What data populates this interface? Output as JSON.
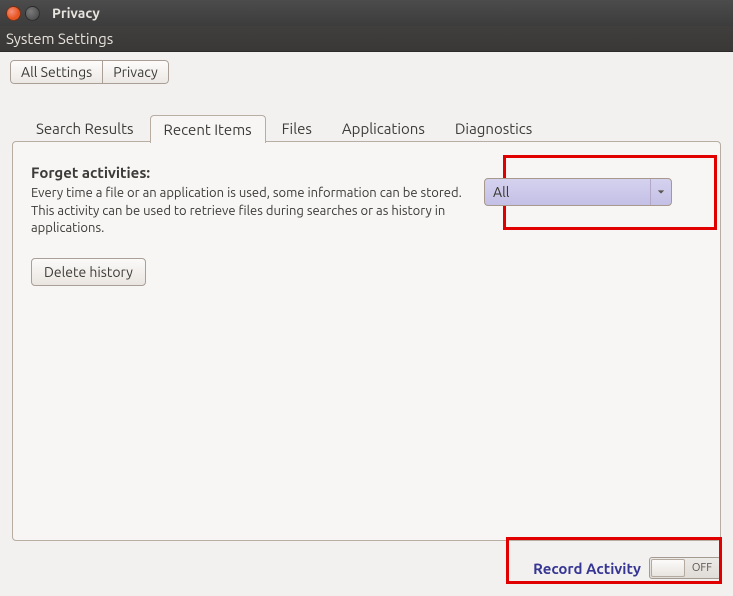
{
  "window": {
    "title": "Privacy",
    "subtitle": "System Settings"
  },
  "breadcrumb": {
    "all_settings": "All Settings",
    "current": "Privacy"
  },
  "tabs": {
    "search_results": "Search Results",
    "recent_items": "Recent Items",
    "files": "Files",
    "applications": "Applications",
    "diagnostics": "Diagnostics"
  },
  "panel": {
    "heading": "Forget activities:",
    "description": "Every time a file or an application is used, some information can be stored. This activity can be used to retrieve files during searches or as history in applications.",
    "delete_button": "Delete history",
    "dropdown_selected": "All"
  },
  "footer": {
    "record_activity_label": "Record Activity",
    "switch_state": "OFF"
  }
}
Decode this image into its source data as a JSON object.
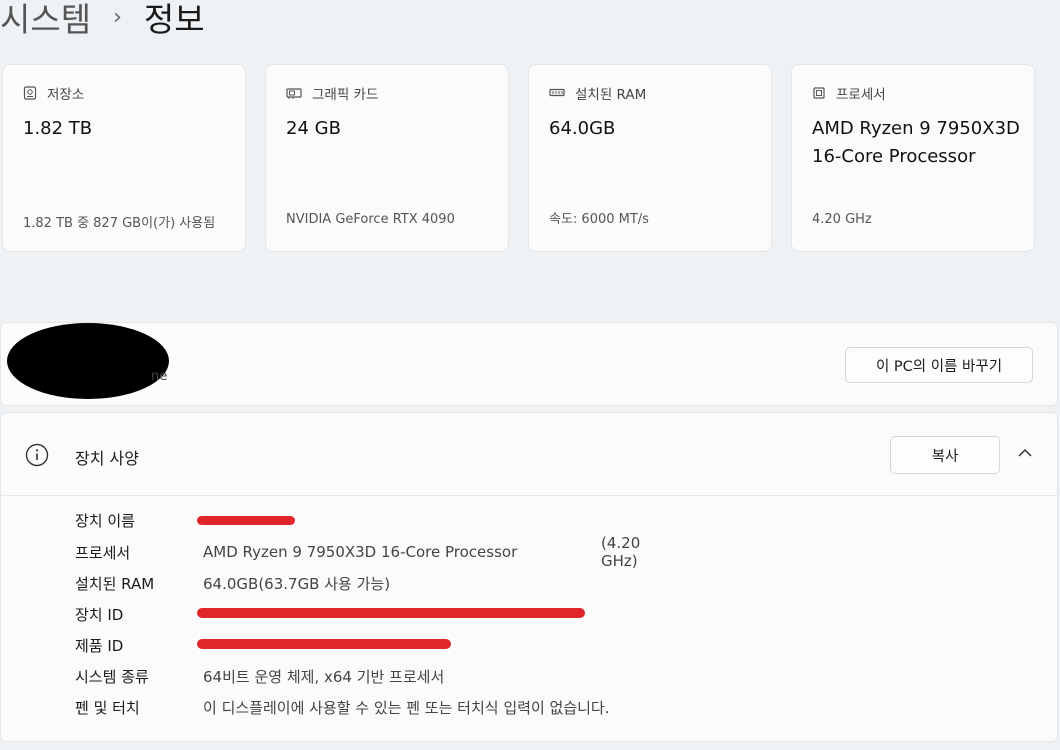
{
  "breadcrumb": {
    "parent": "시스템",
    "separator": "›",
    "current": "정보"
  },
  "cards": [
    {
      "icon": "storage-icon",
      "title": "저장소",
      "value": "1.82 TB",
      "sub": "1.82 TB 중 827 GB이(가) 사용됨"
    },
    {
      "icon": "graphics-card-icon",
      "title": "그래픽 카드",
      "value": "24 GB",
      "sub": "NVIDIA GeForce RTX 4090"
    },
    {
      "icon": "memory-icon",
      "title": "설치된 RAM",
      "value": "64.0GB",
      "sub": "속도: 6000 MT/s"
    },
    {
      "icon": "processor-icon",
      "title": "프로세서",
      "value": "AMD Ryzen 9 7950X3D 16-Core Processor",
      "sub": "4.20 GHz"
    }
  ],
  "pc_name": {
    "visible_tail": "ne",
    "rename_button": "이 PC의 이름 바꾸기"
  },
  "device_specs": {
    "title": "장치 사양",
    "copy_button": "복사",
    "rows": [
      {
        "label": "장치 이름",
        "value": ""
      },
      {
        "label": "프로세서",
        "value": "AMD Ryzen 9 7950X3D 16-Core Processor",
        "extra": "(4.20 GHz)"
      },
      {
        "label": "설치된 RAM",
        "value": "64.0GB(63.7GB 사용 가능)"
      },
      {
        "label": "장치 ID",
        "value": ""
      },
      {
        "label": "제품 ID",
        "value": ""
      },
      {
        "label": "시스템 종류",
        "value": "64비트 운영 체제, x64 기반 프로세서"
      },
      {
        "label": "펜 및 터치",
        "value": "이 디스플레이에 사용할 수 있는 펜 또는 터치식 입력이 없습니다."
      }
    ]
  },
  "colors": {
    "redaction_red": "#e0252b",
    "redaction_black": "#000000",
    "background": "#eef2f4"
  }
}
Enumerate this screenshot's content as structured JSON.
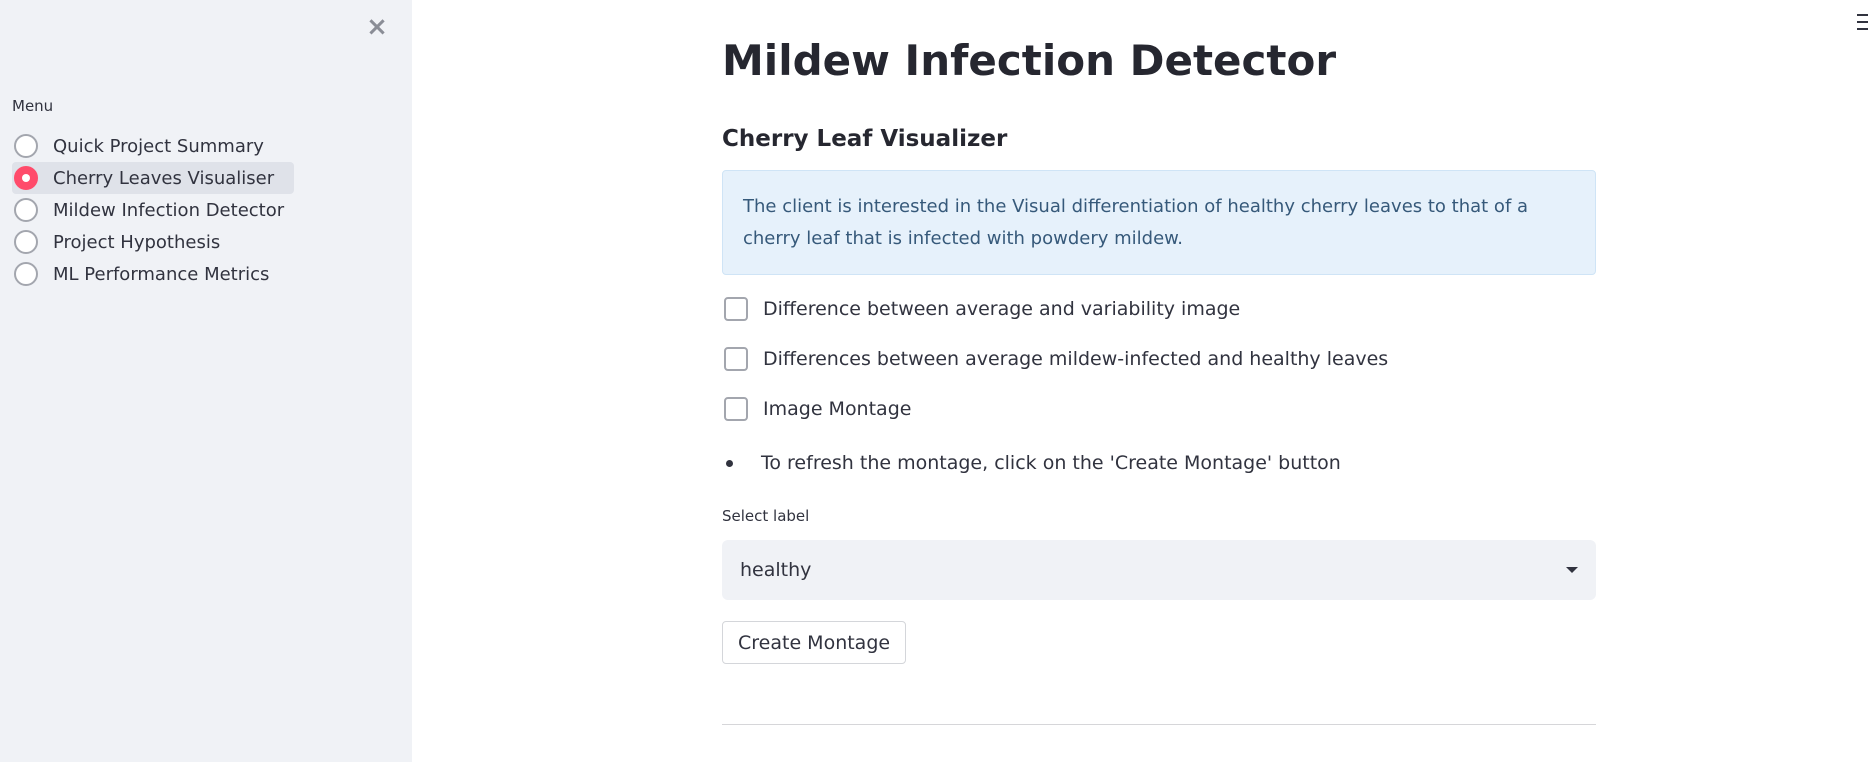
{
  "sidebar": {
    "close_icon": "×",
    "menu_label": "Menu",
    "items": [
      {
        "label": "Quick Project Summary",
        "selected": false
      },
      {
        "label": "Cherry Leaves Visualiser",
        "selected": true
      },
      {
        "label": "Mildew Infection Detector",
        "selected": false
      },
      {
        "label": "Project Hypothesis",
        "selected": false
      },
      {
        "label": "ML Performance Metrics",
        "selected": false
      }
    ],
    "accent_color": "#ff4b6b"
  },
  "main": {
    "title": "Mildew Infection Detector",
    "subheader": "Cherry Leaf Visualizer",
    "info_text": "The client is interested in the Visual differentiation of healthy cherry leaves to that of a cherry leaf that is infected with powdery mildew.",
    "checkboxes": [
      {
        "label": "Difference between average and variability image",
        "checked": false
      },
      {
        "label": "Differences between average mildew-infected and healthy leaves",
        "checked": false
      },
      {
        "label": "Image Montage",
        "checked": false
      }
    ],
    "bullet_text": "To refresh the montage, click on the 'Create Montage' button",
    "select": {
      "label": "Select label",
      "value": "healthy"
    },
    "button_label": "Create Montage"
  }
}
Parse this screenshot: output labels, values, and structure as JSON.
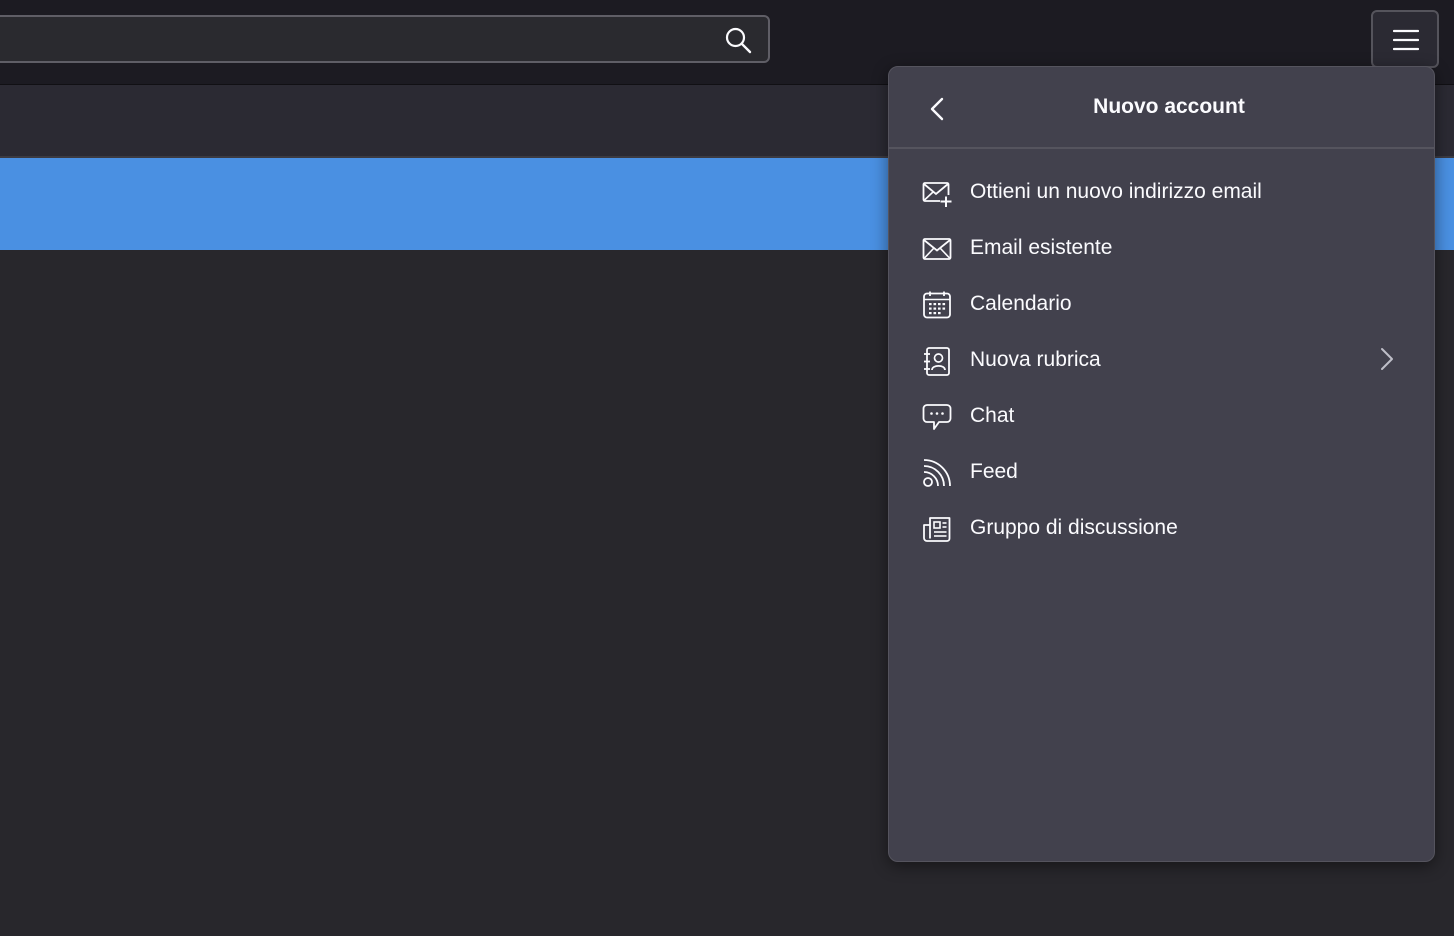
{
  "search": {
    "value": "",
    "placeholder": ""
  },
  "toolbar": {
    "search_icon": "search-icon",
    "menu_icon": "hamburger-menu-icon"
  },
  "panel": {
    "title": "Nuovo account",
    "back_icon": "chevron-left-icon",
    "items": [
      {
        "label": "Ottieni un nuovo indirizzo email",
        "icon": "mail-plus-icon",
        "has_submenu": false
      },
      {
        "label": "Email esistente",
        "icon": "mail-icon",
        "has_submenu": false
      },
      {
        "label": "Calendario",
        "icon": "calendar-icon",
        "has_submenu": false
      },
      {
        "label": "Nuova rubrica",
        "icon": "address-book-icon",
        "has_submenu": true
      },
      {
        "label": "Chat",
        "icon": "chat-icon",
        "has_submenu": false
      },
      {
        "label": "Feed",
        "icon": "rss-feed-icon",
        "has_submenu": false
      },
      {
        "label": "Gruppo di discussione",
        "icon": "newsgroup-icon",
        "has_submenu": false
      }
    ]
  },
  "colors": {
    "toolbar_bg": "#1c1b22",
    "panel_bg": "#42414d",
    "selection": "#4a90e2",
    "text": "#fbfbfe"
  }
}
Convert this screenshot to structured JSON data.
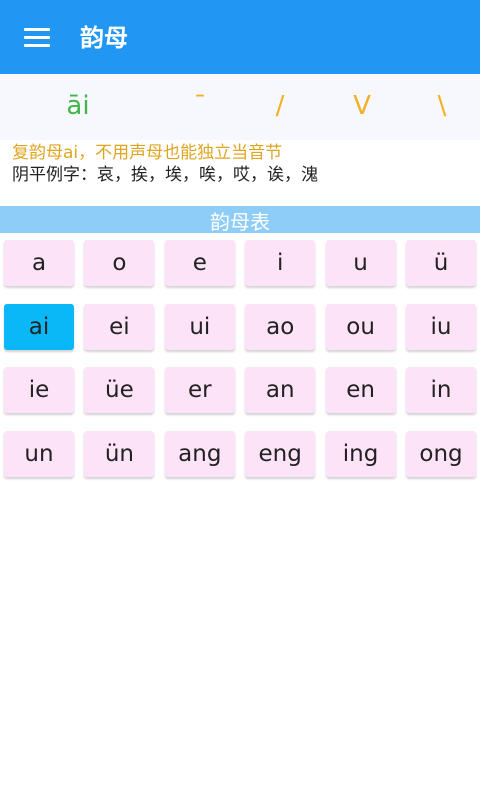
{
  "app_bar": {
    "title": "韵母",
    "menu_icon": "hamburger-menu-icon",
    "background": "#2196f3"
  },
  "tones": [
    {
      "label": "āi",
      "active": true
    },
    {
      "label": "ˉ",
      "active": false
    },
    {
      "label": "/",
      "active": false
    },
    {
      "label": "V",
      "active": false
    },
    {
      "label": "\\",
      "active": false
    }
  ],
  "info": {
    "title": "复韵母ai，不用声母也能独立当音节",
    "examples": "阴平例字：哀，挨，埃，唉，哎，诶，溾"
  },
  "section": {
    "title": "韵母表"
  },
  "finals": [
    [
      "a",
      "o",
      "e",
      "i",
      "u",
      "ü"
    ],
    [
      "ai",
      "ei",
      "ui",
      "ao",
      "ou",
      "iu"
    ],
    [
      "ie",
      "üe",
      "er",
      "an",
      "en",
      "in"
    ],
    [
      "un",
      "ün",
      "ang",
      "eng",
      "ing",
      "ong"
    ]
  ],
  "selected_final": "ai",
  "colors": {
    "tone_active": "#42b54a",
    "tone_default": "#f2b027",
    "cell_bg": "#fce3f7",
    "cell_selected": "#0ab7f7",
    "section_bg": "#8ecdf8"
  }
}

^^^^

### [Instructions to follow]
Reproduce exactly the lines from the one with "Convert this screenshot" to the bottom of the listing, both ends included, and nothing else. Skip the pictures.

### [Solution for this exercise]
Convert this screenshot to structured JSON data.
{
  "app_bar": {
    "title": "韵母",
    "menu_icon": "hamburger-menu-icon",
    "background": "#2196f3"
  },
  "tones": [
    {
      "label": "āi",
      "active": true
    },
    {
      "label": "ˉ",
      "active": false
    },
    {
      "label": "/",
      "active": false
    },
    {
      "label": "V",
      "active": false
    },
    {
      "label": "\\",
      "active": false
    }
  ],
  "info": {
    "title": "复韵母ai，不用声母也能独立当音节",
    "examples": "阴平例字：哀，挨，埃，唉，哎，诶，溾"
  },
  "section": {
    "title": "韵母表"
  },
  "finals": [
    [
      "a",
      "o",
      "e",
      "i",
      "u",
      "ü"
    ],
    [
      "ai",
      "ei",
      "ui",
      "ao",
      "ou",
      "iu"
    ],
    [
      "ie",
      "üe",
      "er",
      "an",
      "en",
      "in"
    ],
    [
      "un",
      "ün",
      "ang",
      "eng",
      "ing",
      "ong"
    ]
  ],
  "selected_final": "ai",
  "colors": {
    "tone_active": "#42b54a",
    "tone_default": "#f2b027",
    "cell_bg": "#fce3f7",
    "cell_selected": "#0ab7f7",
    "section_bg": "#8ecdf8"
  }
}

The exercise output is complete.